## [Instruction]
Search the material for "grave" and show all lines that contain it.

..............................

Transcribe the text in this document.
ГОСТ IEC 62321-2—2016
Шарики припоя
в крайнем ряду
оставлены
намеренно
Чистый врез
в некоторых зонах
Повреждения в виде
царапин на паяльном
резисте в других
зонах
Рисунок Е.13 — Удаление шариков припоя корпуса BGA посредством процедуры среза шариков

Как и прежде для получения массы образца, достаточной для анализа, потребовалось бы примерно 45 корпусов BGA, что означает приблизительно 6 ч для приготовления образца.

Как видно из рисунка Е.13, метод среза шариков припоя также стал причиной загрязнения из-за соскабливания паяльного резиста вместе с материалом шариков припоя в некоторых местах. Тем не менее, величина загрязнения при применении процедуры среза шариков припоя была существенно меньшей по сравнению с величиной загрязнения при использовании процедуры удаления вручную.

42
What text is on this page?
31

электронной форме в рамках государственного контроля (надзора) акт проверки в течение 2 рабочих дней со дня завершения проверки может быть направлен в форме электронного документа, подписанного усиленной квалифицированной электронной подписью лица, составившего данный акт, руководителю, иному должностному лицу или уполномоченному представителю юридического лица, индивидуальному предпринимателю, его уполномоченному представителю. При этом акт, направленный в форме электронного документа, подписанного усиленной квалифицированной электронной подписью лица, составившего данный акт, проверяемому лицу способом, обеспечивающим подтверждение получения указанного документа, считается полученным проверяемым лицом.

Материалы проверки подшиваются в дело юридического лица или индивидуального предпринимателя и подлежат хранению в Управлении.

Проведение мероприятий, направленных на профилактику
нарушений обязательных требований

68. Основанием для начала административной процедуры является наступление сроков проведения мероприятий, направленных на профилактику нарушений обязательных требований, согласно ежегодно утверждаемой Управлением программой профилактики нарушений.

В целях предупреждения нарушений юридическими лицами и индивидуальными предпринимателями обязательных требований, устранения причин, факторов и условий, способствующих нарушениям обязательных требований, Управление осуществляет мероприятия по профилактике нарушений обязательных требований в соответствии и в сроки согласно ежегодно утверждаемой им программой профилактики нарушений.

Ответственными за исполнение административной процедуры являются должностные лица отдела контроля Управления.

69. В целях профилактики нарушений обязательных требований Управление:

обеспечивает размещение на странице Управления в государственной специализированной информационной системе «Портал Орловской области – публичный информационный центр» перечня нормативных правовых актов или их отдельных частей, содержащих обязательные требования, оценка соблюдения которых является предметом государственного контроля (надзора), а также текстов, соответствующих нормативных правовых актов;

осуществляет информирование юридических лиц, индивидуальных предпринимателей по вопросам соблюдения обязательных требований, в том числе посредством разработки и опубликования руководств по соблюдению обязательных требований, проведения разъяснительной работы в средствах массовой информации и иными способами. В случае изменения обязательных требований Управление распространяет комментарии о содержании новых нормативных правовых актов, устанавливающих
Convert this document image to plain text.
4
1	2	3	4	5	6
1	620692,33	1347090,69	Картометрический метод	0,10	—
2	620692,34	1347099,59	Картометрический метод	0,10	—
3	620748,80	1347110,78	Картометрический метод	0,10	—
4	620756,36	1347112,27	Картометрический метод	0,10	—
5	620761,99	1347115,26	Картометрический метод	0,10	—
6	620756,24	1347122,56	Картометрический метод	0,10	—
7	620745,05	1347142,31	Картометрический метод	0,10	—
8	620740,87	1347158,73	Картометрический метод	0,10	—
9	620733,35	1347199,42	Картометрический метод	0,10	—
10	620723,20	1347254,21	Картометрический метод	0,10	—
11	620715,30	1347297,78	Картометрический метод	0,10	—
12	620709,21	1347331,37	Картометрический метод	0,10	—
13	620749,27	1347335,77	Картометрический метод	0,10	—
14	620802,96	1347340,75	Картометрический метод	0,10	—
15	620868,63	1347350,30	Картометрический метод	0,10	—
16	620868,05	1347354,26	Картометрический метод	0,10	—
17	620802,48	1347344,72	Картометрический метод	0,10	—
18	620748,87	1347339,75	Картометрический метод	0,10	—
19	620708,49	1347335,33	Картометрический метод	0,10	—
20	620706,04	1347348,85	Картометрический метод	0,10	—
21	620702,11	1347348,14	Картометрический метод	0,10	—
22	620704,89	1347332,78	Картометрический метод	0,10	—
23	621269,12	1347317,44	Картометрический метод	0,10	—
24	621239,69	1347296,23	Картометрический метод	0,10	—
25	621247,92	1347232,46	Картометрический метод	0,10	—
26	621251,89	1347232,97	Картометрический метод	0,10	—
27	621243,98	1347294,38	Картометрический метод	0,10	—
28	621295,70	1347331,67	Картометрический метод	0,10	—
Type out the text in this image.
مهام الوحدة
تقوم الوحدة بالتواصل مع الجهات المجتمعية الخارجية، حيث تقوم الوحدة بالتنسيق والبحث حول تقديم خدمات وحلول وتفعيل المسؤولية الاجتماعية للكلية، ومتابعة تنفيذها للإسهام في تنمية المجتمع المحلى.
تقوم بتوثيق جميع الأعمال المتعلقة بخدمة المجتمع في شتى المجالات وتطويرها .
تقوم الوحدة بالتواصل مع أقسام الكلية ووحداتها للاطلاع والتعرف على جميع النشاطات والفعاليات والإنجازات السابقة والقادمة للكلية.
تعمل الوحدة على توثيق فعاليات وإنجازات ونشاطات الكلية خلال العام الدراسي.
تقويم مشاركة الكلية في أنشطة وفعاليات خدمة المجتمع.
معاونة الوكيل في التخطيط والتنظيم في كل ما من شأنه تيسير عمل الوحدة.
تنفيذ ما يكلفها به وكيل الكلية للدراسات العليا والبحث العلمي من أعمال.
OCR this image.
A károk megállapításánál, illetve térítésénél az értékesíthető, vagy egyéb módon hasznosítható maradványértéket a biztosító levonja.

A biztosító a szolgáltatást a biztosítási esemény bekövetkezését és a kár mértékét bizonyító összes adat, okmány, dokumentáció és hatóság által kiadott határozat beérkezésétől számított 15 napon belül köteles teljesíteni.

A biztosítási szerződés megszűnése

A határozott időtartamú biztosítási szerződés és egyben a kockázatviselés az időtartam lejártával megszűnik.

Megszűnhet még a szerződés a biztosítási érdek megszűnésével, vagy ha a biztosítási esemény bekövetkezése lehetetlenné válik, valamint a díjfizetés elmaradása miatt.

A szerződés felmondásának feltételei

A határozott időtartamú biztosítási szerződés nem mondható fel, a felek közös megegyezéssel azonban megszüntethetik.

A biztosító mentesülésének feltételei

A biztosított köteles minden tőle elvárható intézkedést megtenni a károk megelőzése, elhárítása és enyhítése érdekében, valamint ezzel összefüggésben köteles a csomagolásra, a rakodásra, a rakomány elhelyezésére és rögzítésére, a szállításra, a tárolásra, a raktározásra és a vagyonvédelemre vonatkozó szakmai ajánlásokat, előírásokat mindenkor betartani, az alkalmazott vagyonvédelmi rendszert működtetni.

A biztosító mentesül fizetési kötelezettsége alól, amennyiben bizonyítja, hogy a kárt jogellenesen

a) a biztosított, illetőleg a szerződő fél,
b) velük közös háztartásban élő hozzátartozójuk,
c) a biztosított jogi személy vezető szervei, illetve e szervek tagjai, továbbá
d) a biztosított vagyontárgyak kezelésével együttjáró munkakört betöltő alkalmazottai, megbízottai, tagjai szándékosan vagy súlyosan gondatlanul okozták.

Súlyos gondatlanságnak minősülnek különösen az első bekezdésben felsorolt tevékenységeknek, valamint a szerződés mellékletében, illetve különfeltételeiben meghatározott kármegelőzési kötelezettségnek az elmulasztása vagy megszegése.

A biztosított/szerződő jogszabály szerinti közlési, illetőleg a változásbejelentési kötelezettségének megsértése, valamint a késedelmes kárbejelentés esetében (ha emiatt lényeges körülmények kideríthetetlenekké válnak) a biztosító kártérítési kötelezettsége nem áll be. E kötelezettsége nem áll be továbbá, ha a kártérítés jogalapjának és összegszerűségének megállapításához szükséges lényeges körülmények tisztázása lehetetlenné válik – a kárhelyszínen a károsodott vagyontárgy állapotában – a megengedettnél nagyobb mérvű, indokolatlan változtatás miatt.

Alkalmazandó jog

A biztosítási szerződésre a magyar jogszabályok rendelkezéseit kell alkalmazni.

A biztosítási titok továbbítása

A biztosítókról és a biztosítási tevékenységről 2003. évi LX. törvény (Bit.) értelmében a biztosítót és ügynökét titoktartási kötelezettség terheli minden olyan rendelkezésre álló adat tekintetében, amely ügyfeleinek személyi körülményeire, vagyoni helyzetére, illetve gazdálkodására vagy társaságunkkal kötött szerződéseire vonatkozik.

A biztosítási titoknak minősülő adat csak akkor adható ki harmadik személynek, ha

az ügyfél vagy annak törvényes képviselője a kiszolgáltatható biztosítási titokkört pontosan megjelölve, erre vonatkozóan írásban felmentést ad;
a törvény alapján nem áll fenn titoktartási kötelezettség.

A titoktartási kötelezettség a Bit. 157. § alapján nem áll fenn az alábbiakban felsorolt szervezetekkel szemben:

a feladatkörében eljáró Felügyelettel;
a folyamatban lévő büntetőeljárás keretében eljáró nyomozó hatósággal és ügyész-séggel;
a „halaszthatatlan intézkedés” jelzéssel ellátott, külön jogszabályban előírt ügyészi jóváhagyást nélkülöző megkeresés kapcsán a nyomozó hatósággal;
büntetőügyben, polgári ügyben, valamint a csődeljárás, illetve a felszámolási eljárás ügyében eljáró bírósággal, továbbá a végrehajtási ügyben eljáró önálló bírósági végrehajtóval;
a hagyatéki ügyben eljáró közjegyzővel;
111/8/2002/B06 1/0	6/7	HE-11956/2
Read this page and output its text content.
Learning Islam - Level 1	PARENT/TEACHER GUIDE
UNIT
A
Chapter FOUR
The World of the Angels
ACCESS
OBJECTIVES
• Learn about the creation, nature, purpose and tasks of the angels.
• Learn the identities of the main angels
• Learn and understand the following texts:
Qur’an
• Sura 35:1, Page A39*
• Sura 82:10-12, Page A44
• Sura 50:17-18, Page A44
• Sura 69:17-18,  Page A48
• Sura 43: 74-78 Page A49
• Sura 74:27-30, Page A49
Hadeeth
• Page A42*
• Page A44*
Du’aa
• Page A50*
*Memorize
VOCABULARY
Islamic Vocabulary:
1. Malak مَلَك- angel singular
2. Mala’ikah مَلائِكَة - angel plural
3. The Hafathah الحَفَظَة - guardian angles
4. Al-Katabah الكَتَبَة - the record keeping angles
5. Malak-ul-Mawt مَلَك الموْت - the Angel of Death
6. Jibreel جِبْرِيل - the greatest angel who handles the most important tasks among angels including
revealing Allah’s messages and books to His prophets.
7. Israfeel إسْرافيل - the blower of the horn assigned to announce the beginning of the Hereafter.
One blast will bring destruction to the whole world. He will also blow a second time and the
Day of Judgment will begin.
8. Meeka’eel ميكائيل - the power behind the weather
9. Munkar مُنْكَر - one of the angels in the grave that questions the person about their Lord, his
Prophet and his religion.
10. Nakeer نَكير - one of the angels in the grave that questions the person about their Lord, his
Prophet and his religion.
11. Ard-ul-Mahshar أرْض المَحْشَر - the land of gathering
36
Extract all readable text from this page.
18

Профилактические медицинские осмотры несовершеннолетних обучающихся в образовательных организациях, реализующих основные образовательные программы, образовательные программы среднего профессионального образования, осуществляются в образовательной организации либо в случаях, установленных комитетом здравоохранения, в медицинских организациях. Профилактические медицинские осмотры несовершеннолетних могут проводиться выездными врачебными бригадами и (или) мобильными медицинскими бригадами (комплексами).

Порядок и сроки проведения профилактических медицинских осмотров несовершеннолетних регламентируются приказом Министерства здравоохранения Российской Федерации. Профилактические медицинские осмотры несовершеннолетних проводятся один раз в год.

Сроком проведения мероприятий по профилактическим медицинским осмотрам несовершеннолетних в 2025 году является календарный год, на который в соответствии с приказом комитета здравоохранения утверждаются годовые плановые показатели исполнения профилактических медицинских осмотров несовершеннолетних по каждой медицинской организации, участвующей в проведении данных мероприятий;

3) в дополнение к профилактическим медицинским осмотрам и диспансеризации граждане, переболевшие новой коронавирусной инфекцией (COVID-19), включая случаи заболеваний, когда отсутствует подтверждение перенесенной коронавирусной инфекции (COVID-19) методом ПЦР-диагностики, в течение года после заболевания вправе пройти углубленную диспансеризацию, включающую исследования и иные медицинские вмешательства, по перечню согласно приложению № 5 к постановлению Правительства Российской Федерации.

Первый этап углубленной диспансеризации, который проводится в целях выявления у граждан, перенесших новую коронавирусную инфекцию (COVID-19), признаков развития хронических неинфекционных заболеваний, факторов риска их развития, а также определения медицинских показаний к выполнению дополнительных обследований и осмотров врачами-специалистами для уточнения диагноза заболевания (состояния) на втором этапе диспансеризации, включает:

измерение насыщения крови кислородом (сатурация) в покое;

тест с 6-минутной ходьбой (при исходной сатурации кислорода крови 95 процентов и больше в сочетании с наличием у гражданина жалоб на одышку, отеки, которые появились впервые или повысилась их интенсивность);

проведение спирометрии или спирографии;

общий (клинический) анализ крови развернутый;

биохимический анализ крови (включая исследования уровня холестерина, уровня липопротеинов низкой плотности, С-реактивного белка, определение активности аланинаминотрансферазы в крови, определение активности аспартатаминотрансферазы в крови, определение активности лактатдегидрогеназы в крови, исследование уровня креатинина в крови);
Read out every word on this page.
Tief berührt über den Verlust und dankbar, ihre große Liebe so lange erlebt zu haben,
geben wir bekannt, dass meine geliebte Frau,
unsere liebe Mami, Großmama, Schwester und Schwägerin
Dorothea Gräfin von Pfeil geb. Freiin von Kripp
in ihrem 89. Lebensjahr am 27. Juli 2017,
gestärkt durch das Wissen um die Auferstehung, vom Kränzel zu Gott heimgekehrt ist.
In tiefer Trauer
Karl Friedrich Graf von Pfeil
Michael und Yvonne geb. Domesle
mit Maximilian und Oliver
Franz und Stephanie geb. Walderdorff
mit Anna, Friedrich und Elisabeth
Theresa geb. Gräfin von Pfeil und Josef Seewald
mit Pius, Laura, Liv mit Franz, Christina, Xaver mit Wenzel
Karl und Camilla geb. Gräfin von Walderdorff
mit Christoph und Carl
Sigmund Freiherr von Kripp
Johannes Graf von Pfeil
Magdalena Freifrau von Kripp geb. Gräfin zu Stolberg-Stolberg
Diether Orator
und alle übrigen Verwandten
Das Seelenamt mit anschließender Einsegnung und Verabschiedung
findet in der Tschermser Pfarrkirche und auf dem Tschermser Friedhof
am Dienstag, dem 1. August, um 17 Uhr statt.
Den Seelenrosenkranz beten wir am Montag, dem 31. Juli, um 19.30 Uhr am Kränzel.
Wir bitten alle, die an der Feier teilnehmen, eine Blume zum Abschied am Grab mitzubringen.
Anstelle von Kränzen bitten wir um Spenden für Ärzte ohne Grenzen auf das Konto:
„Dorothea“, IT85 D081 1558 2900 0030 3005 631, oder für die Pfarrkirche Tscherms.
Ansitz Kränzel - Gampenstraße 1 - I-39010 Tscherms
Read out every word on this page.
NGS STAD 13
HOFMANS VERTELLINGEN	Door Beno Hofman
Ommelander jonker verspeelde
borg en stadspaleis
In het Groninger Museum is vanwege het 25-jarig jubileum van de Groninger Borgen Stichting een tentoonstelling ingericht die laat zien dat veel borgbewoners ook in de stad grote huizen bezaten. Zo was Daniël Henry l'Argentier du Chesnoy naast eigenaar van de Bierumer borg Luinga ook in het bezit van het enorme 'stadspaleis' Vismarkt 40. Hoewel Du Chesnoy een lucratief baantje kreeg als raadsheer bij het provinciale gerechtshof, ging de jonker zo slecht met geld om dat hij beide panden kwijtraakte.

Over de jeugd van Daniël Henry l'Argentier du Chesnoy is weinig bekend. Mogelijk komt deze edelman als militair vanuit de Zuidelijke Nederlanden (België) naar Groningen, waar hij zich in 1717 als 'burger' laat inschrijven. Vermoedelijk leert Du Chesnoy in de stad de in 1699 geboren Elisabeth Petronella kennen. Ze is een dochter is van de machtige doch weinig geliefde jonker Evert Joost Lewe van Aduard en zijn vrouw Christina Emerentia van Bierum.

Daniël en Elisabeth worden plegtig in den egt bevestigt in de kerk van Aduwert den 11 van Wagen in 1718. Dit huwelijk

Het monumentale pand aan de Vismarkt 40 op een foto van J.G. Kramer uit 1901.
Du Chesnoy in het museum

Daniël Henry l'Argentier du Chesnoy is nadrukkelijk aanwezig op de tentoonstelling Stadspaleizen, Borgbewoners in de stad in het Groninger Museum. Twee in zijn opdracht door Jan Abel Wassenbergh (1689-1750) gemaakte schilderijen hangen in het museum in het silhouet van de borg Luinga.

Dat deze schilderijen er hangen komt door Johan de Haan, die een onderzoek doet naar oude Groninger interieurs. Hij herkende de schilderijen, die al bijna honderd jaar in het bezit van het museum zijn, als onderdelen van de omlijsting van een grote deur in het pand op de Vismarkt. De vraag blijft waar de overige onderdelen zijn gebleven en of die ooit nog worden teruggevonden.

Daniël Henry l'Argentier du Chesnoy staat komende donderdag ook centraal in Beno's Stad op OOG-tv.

..............................

## [Completed task]
9. Munkar مُنْكَر - one of the angels in the grave that questions the person about their Lord, his
10. Nakeer نَكير - one of the angels in the grave that questions the person about their Lord, his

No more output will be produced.